- [DATA FOR THIS EXERCISE]:
##############################

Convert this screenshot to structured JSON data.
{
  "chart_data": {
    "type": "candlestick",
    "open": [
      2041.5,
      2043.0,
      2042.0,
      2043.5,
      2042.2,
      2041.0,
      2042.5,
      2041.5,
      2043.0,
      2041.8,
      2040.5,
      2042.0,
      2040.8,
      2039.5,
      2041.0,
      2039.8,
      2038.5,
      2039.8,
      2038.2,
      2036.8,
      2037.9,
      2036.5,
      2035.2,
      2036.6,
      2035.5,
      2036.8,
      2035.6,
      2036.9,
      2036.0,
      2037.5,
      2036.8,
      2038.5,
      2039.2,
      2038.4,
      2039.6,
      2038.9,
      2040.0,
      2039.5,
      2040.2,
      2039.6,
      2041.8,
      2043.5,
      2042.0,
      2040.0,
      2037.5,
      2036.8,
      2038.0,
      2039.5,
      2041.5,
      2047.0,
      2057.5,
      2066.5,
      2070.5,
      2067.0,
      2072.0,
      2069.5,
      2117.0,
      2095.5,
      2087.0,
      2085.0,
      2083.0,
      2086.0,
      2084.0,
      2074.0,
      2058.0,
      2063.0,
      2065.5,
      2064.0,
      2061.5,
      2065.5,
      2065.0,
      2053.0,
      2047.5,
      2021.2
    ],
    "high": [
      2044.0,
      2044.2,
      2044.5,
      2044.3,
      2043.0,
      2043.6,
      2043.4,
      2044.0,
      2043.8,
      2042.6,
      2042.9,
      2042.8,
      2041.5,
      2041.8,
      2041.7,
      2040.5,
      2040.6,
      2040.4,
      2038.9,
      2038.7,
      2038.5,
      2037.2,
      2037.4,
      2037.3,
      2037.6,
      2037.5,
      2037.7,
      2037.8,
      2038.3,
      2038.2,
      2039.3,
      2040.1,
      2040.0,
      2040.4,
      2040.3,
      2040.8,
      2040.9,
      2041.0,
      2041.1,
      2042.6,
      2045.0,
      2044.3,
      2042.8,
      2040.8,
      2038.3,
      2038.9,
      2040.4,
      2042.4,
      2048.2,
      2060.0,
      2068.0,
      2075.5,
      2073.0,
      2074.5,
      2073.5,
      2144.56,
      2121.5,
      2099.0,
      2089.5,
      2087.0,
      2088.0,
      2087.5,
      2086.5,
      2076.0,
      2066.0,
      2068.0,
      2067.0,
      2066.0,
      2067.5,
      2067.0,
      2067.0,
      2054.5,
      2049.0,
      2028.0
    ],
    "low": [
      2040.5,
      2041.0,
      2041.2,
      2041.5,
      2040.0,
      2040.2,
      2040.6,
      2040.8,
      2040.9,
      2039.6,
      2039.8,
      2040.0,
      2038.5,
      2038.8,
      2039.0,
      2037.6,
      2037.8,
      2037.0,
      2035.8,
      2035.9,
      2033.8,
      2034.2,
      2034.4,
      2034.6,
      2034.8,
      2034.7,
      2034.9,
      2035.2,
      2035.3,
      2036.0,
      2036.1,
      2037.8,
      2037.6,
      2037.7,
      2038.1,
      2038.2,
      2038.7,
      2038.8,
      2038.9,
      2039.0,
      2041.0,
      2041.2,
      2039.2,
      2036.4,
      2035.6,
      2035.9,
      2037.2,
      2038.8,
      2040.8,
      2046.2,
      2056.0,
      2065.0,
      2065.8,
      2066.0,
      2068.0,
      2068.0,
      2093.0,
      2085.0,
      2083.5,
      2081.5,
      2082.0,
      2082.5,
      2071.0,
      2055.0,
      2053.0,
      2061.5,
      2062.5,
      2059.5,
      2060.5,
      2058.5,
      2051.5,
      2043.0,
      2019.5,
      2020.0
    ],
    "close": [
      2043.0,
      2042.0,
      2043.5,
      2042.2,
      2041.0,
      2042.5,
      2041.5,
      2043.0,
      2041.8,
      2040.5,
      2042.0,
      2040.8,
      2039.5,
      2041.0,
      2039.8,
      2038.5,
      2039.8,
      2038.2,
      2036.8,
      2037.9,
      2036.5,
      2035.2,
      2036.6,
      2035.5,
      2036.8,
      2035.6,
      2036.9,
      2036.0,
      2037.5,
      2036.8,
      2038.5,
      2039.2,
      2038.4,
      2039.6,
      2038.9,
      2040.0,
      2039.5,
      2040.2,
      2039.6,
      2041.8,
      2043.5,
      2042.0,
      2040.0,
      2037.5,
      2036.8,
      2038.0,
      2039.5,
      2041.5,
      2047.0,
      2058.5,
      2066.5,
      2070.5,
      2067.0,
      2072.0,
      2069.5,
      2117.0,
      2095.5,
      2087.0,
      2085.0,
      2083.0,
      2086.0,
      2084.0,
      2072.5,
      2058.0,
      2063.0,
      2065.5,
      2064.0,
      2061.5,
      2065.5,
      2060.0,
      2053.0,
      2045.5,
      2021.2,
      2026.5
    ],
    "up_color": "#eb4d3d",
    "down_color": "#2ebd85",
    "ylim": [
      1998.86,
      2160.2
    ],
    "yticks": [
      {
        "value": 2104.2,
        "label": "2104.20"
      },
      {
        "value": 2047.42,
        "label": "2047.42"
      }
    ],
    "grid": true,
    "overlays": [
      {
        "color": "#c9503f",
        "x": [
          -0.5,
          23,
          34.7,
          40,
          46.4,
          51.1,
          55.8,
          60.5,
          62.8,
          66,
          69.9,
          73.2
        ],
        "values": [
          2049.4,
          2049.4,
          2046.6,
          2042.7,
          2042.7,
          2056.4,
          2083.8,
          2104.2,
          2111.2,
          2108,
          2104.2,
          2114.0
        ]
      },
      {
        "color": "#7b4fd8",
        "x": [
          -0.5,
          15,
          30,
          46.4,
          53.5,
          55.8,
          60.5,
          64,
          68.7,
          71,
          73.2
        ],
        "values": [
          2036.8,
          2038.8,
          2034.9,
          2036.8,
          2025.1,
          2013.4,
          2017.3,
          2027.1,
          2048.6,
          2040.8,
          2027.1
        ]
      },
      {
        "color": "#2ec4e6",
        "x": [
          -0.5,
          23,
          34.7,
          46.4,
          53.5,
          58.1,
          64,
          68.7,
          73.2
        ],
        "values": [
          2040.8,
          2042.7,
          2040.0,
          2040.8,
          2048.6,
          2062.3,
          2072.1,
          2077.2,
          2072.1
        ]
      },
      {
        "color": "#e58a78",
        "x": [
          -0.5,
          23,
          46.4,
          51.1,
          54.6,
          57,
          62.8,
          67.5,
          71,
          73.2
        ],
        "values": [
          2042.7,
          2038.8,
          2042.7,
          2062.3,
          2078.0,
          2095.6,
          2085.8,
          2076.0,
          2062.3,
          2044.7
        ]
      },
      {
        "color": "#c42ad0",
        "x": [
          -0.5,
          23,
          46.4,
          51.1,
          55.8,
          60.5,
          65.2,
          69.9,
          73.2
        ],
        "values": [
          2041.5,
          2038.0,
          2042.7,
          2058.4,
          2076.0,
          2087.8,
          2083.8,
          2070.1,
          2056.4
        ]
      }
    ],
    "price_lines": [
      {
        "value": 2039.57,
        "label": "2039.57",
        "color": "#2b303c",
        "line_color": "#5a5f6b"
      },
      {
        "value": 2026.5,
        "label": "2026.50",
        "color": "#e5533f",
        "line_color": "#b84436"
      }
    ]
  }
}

##############################

- [AIM OF THE EXERCISE]: Lines holding the word "label" in the entries above are the ones to pull out. Copy them all.

- [COMPLETED TASK]:
        "label": "2104.20"
        "label": "2047.42"
        "label": "2039.57",
        "label": "2026.50",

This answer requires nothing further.